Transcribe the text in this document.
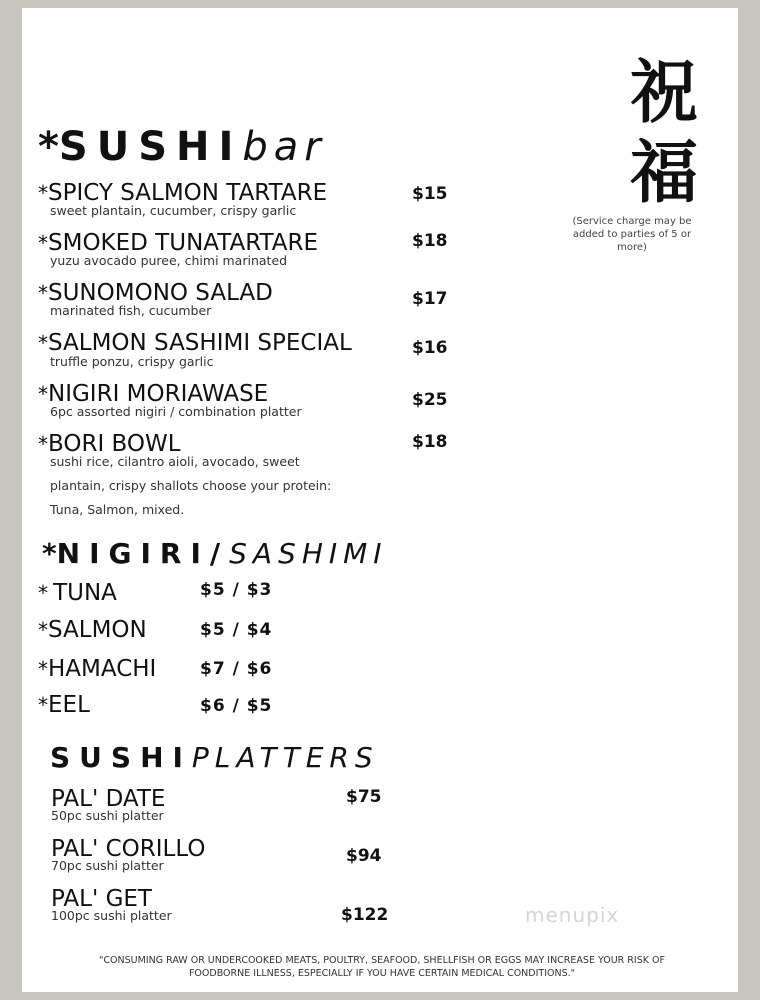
祝福
(Service charge may be added to parties of 5 or more)
*SUSHIbar
*SPICY SALMON TARTARE
sweet plantain, cucumber, crispy garlic
$15
*SMOKED TUNATARTARE
yuzu avocado puree, chimi marinated
$18
*SUNOMONO SALAD
marinated fish, cucumber
$17
*SALMON SASHIMI SPECIAL
truffle ponzu, crispy garlic
$16
*NIGIRI MORIAWASE
6pc assorted nigiri / combination platter
$25
*BORI BOWL
sushi rice, cilantro aioli, avocado, sweet plantain, crispy shallots choose your protein: Tuna, Salmon, mixed.
$18
*NIGIRI/SASHIMI
* TUNA	$5 / $3
*SALMON	$5 / $4
*HAMACHI	$7 / $6
*EEL	$6 / $5
SUSHIPLATTERS
PAL' DATE
50pc sushi platter
$75
PAL' CORILLO
70pc sushi platter	$94
PAL' GET
100pc sushi platter	$122	menupix
"CONSUMING RAW OR UNDERCOOKED MEATS, POULTRY, SEAFOOD, SHELLFISH OR EGGS MAY INCREASE YOUR RISK OF FOODBORNE ILLNESS, ESPECIALLY IF YOU HAVE CERTAIN MEDICAL CONDITIONS."
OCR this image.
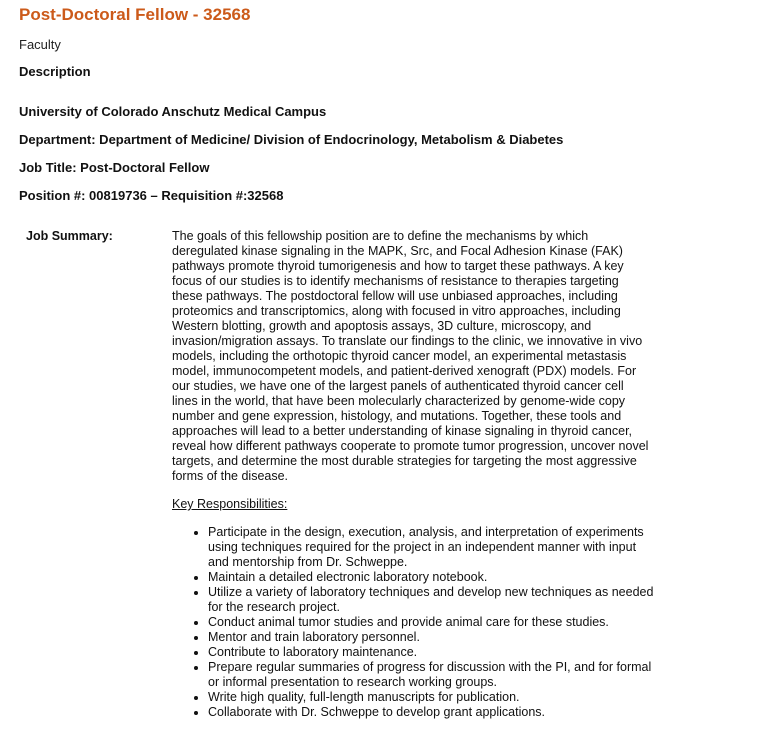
Post-Doctoral Fellow - 32568
Faculty
Description
University of Colorado Anschutz Medical Campus
Department: Department of Medicine/ Division of Endocrinology, Metabolism & Diabetes
Job Title: Post-Doctoral Fellow
Position #: 00819736 – Requisition #:32568
Job Summary:	The goals of this fellowship position are to define the mechanisms by which
deregulated kinase signaling in the MAPK, Src, and Focal Adhesion Kinase (FAK)
pathways promote thyroid tumorigenesis and how to target these pathways. A key
focus of our studies is to identify mechanisms of resistance to therapies targeting
these pathways. The postdoctoral fellow will use unbiased approaches, including
proteomics and transcriptomics, along with focused in vitro approaches, including
Western blotting, growth and apoptosis assays, 3D culture, microscopy, and
invasion/migration assays. To translate our findings to the clinic, we innovative in vivo
models, including the orthotopic thyroid cancer model, an experimental metastasis
model, immunocompetent models, and patient-derived xenograft (PDX) models. For
our studies, we have one of the largest panels of authenticated thyroid cancer cell
lines in the world, that have been molecularly characterized by genome-wide copy
number and gene expression, histology, and mutations. Together, these tools and
approaches will lead to a better understanding of kinase signaling in thyroid cancer,
reveal how different pathways cooperate to promote tumor progression, uncover novel
targets, and determine the most durable strategies for targeting the most aggressive
forms of the disease.
Key Responsibilities:
• Participate in the design, execution, analysis, and interpretation of experiments using techniques required for the project in an independent manner with input and mentorship from Dr. Schweppe.
• Maintain a detailed electronic laboratory notebook.
• Utilize a variety of laboratory techniques and develop new techniques as needed for the research project.
• Conduct animal tumor studies and provide animal care for these studies.
• Mentor and train laboratory personnel.
• Contribute to laboratory maintenance.
• Prepare regular summaries of progress for discussion with the PI, and for formal or informal presentation to research working groups.
• Write high quality, full-length manuscripts for publication.
• Collaborate with Dr. Schweppe to develop grant applications.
☆ ☆ ☆
■ **TASK BRIEF**
Line by line, write out the material exactly, leaving the images out.

■ **WRITTEN RESPONSE**
Transcribe the text in this document.
祝福
(Service charge may be added to parties of 5 or more)
*SUSHIbar
*SPICY SALMON TARTARE
sweet plantain, cucumber, crispy garlic
$15
*SMOKED TUNATARTARE
yuzu avocado puree, chimi marinated
$18
*SUNOMONO SALAD
marinated fish, cucumber
$17
*SALMON SASHIMI SPECIAL
truffle ponzu, crispy garlic
$16
*NIGIRI MORIAWASE
6pc assorted nigiri / combination platter
$25
*BORI BOWL
sushi rice, cilantro aioli, avocado, sweet plantain, crispy shallots choose your protein: Tuna, Salmon, mixed.
$18
*NIGIRI/SASHIMI
* TUNA	$5 / $3
*SALMON	$5 / $4
*HAMACHI	$7 / $6
*EEL	$6 / $5
SUSHIPLATTERS
PAL' DATE
50pc sushi platter
$75
PAL' CORILLO
70pc sushi platter	$94
PAL' GET
100pc sushi platter	$122	menupix
"CONSUMING RAW OR UNDERCOOKED MEATS, POULTRY, SEAFOOD, SHELLFISH OR EGGS MAY INCREASE YOUR RISK OF FOODBORNE ILLNESS, ESPECIALLY IF YOU HAVE CERTAIN MEDICAL CONDITIONS."
OCR this image.
Post-Doctoral Fellow - 32568
Faculty
Description
University of Colorado Anschutz Medical Campus
Department: Department of Medicine/ Division of Endocrinology, Metabolism & Diabetes
Job Title: Post-Doctoral Fellow
Position #: 00819736 – Requisition #:32568
Job Summary:	The goals of this fellowship position are to define the mechanisms by which
deregulated kinase signaling in the MAPK, Src, and Focal Adhesion Kinase (FAK)
pathways promote thyroid tumorigenesis and how to target these pathways. A key
focus of our studies is to identify mechanisms of resistance to therapies targeting
these pathways. The postdoctoral fellow will use unbiased approaches, including
proteomics and transcriptomics, along with focused in vitro approaches, including
Western blotting, growth and apoptosis assays, 3D culture, microscopy, and
invasion/migration assays. To translate our findings to the clinic, we innovative in vivo
models, including the orthotopic thyroid cancer model, an experimental metastasis
model, immunocompetent models, and patient-derived xenograft (PDX) models. For
our studies, we have one of the largest panels of authenticated thyroid cancer cell
lines in the world, that have been molecularly characterized by genome-wide copy
number and gene expression, histology, and mutations. Together, these tools and
approaches will lead to a better understanding of kinase signaling in thyroid cancer,
reveal how different pathways cooperate to promote tumor progression, uncover novel
targets, and determine the most durable strategies for targeting the most aggressive
forms of the disease.
Key Responsibilities:
• Participate in the design, execution, analysis, and interpretation of experiments using techniques required for the project in an independent manner with input and mentorship from Dr. Schweppe.
• Maintain a detailed electronic laboratory notebook.
• Utilize a variety of laboratory techniques and develop new techniques as needed for the research project.
• Conduct animal tumor studies and provide animal care for these studies.
• Mentor and train laboratory personnel.
• Contribute to laboratory maintenance.
• Prepare regular summaries of progress for discussion with the PI, and for formal or informal presentation to research working groups.
• Write high quality, full-length manuscripts for publication.
• Collaborate with Dr. Schweppe to develop grant applications.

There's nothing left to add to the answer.